## What to work on:
In the entries, find all lines that hold the word "Wikipedia" and copy them.

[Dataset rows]
## begin
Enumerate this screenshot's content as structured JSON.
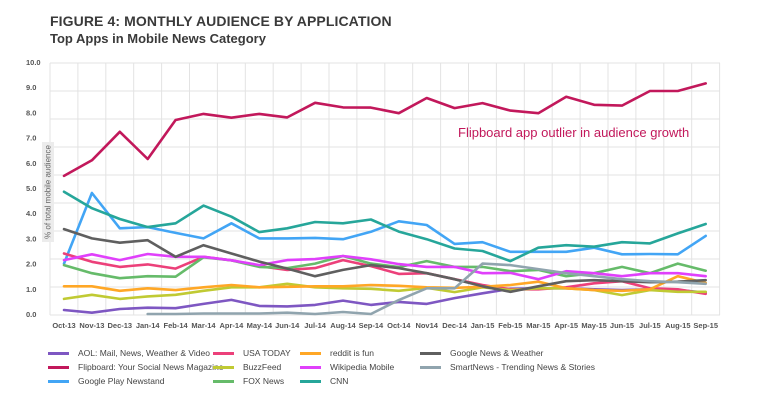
{
  "header": {
    "title": "FIGURE 4: MONTHLY AUDIENCE BY APPLICATION",
    "subtitle": "Top Apps in Mobile News Category"
  },
  "chart_data": {
    "type": "line",
    "title": "FIGURE 4: MONTHLY AUDIENCE BY APPLICATION",
    "subtitle": "Top Apps in Mobile News Category",
    "xlabel": "",
    "ylabel": "% of total mobile audience",
    "ylim": [
      0,
      10
    ],
    "yticks": [
      "0.0",
      "1.0",
      "2.0",
      "3.0",
      "4.0",
      "5.0",
      "6.0",
      "7.0",
      "8.0",
      "9.0",
      "10.0"
    ],
    "grid": true,
    "legend_position": "bottom",
    "annotation": "Flipboard app outlier in audience growth",
    "categories": [
      "Oct-13",
      "Nov-13",
      "Dec-13",
      "Jan-14",
      "Feb-14",
      "Mar-14",
      "Apr-14",
      "May-14",
      "Jun-14",
      "Jul-14",
      "Aug-14",
      "Sep-14",
      "Oct-14",
      "Nov14",
      "Dec-14",
      "Jan-15",
      "Feb-15",
      "Mar-15",
      "Apr-15",
      "May-15",
      "Jun-15",
      "Jul-15",
      "Aug-15",
      "Sep-15"
    ],
    "series": [
      {
        "name": "AOL: Mail, News, Weather & Video",
        "color": "#7e57c2",
        "values": [
          0.16,
          0.05,
          0.2,
          0.25,
          0.23,
          0.4,
          0.56,
          0.32,
          0.3,
          0.36,
          0.53,
          0.36,
          0.48,
          0.4,
          0.63,
          0.82,
          1.0,
          1.02,
          1.02,
          0.98,
          0.95,
          0.98,
          0.95,
          0.85
        ]
      },
      {
        "name": "Flipboard: Your Social News Magazine",
        "color": "#c2185b",
        "values": [
          5.48,
          6.1,
          7.23,
          6.15,
          7.7,
          7.94,
          7.79,
          7.94,
          7.8,
          8.38,
          8.2,
          8.19,
          7.97,
          8.57,
          8.17,
          8.37,
          8.07,
          7.97,
          8.62,
          8.3,
          8.27,
          8.85,
          8.85,
          9.15
        ]
      },
      {
        "name": "Google Play Newstand",
        "color": "#42a5f5",
        "values": [
          2.0,
          4.8,
          3.4,
          3.45,
          3.22,
          3.0,
          3.6,
          3.0,
          3.0,
          3.02,
          2.97,
          3.26,
          3.68,
          3.53,
          2.78,
          2.85,
          2.47,
          2.47,
          2.47,
          2.63,
          2.37,
          2.38,
          2.37,
          3.1
        ]
      },
      {
        "name": "USA TODAY",
        "color": "#ec407a",
        "values": [
          2.4,
          2.07,
          1.87,
          1.97,
          1.8,
          2.27,
          2.13,
          1.9,
          1.75,
          1.82,
          2.14,
          1.9,
          1.59,
          1.62,
          1.38,
          1.15,
          0.98,
          0.98,
          1.06,
          1.22,
          1.3,
          1.02,
          0.98,
          0.8
        ]
      },
      {
        "name": "BuzzFeed",
        "color": "#c0ca33",
        "values": [
          0.6,
          0.76,
          0.6,
          0.7,
          0.76,
          0.92,
          1.06,
          1.06,
          1.2,
          1.06,
          1.02,
          1.0,
          0.92,
          1.04,
          0.87,
          1.06,
          0.95,
          1.02,
          1.02,
          0.95,
          0.75,
          0.95,
          0.88,
          0.88
        ]
      },
      {
        "name": "FOX News",
        "color": "#66bb6a",
        "values": [
          1.94,
          1.62,
          1.42,
          1.5,
          1.48,
          2.25,
          2.13,
          1.87,
          1.82,
          2.0,
          2.3,
          2.0,
          1.86,
          2.1,
          1.87,
          1.87,
          1.7,
          1.75,
          1.5,
          1.62,
          1.87,
          1.62,
          2.0,
          1.72
        ]
      },
      {
        "name": "reddit is fun",
        "color": "#ffa726",
        "values": [
          1.1,
          1.1,
          0.92,
          1.02,
          0.95,
          1.06,
          1.15,
          1.06,
          1.08,
          1.1,
          1.1,
          1.15,
          1.12,
          1.06,
          1.04,
          1.08,
          1.15,
          1.28,
          1.02,
          0.95,
          0.92,
          0.98,
          1.5,
          1.23
        ]
      },
      {
        "name": "Wikipedia Mobile",
        "color": "#e040fb",
        "values": [
          2.14,
          2.37,
          2.14,
          2.38,
          2.27,
          2.27,
          2.13,
          1.94,
          2.14,
          2.18,
          2.3,
          2.17,
          1.98,
          1.87,
          1.87,
          1.62,
          1.63,
          1.38,
          1.7,
          1.62,
          1.5,
          1.62,
          1.62,
          1.5
        ]
      },
      {
        "name": "CNN",
        "color": "#26a69a",
        "values": [
          4.85,
          4.2,
          3.77,
          3.45,
          3.6,
          4.3,
          3.86,
          3.25,
          3.4,
          3.65,
          3.6,
          3.75,
          3.27,
          2.97,
          2.6,
          2.5,
          2.1,
          2.63,
          2.73,
          2.67,
          2.85,
          2.8,
          3.2,
          3.57
        ]
      },
      {
        "name": "Google News & Weather",
        "color": "#5f5f5f",
        "values": [
          3.37,
          3.0,
          2.83,
          2.93,
          2.27,
          2.73,
          2.4,
          2.08,
          1.8,
          1.5,
          1.75,
          1.94,
          1.82,
          1.62,
          1.38,
          1.1,
          0.88,
          1.1,
          1.3,
          1.34,
          1.3,
          1.26,
          1.28,
          1.34
        ]
      },
      {
        "name": "SmartNews - Trending News & Stories",
        "color": "#90a4ae",
        "values": [
          null,
          null,
          null,
          0.0,
          0.0,
          0.02,
          0.02,
          0.02,
          0.05,
          0.0,
          0.08,
          0.0,
          0.55,
          1.02,
          1.02,
          2.0,
          1.94,
          1.78,
          1.62,
          1.5,
          1.38,
          1.3,
          1.26,
          1.2
        ]
      }
    ]
  },
  "legend": {
    "items": [
      {
        "label": "AOL: Mail, News, Weather & Video",
        "color": "#7e57c2"
      },
      {
        "label": "Flipboard: Your Social News Magazine",
        "color": "#c2185b"
      },
      {
        "label": "Google Play Newstand",
        "color": "#42a5f5"
      },
      {
        "label": "USA TODAY",
        "color": "#ec407a"
      },
      {
        "label": "BuzzFeed",
        "color": "#c0ca33"
      },
      {
        "label": "FOX News",
        "color": "#66bb6a"
      },
      {
        "label": "reddit is fun",
        "color": "#ffa726"
      },
      {
        "label": "Wikipedia Mobile",
        "color": "#e040fb"
      },
      {
        "label": "CNN",
        "color": "#26a69a"
      },
      {
        "label": "Google News & Weather",
        "color": "#5f5f5f"
      },
      {
        "label": "SmartNews - Trending News & Stories",
        "color": "#90a4ae"
      }
    ]
  }
}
## end
## Full response:
        "name": "Wikipedia Mobile",
        "label": "Wikipedia Mobile",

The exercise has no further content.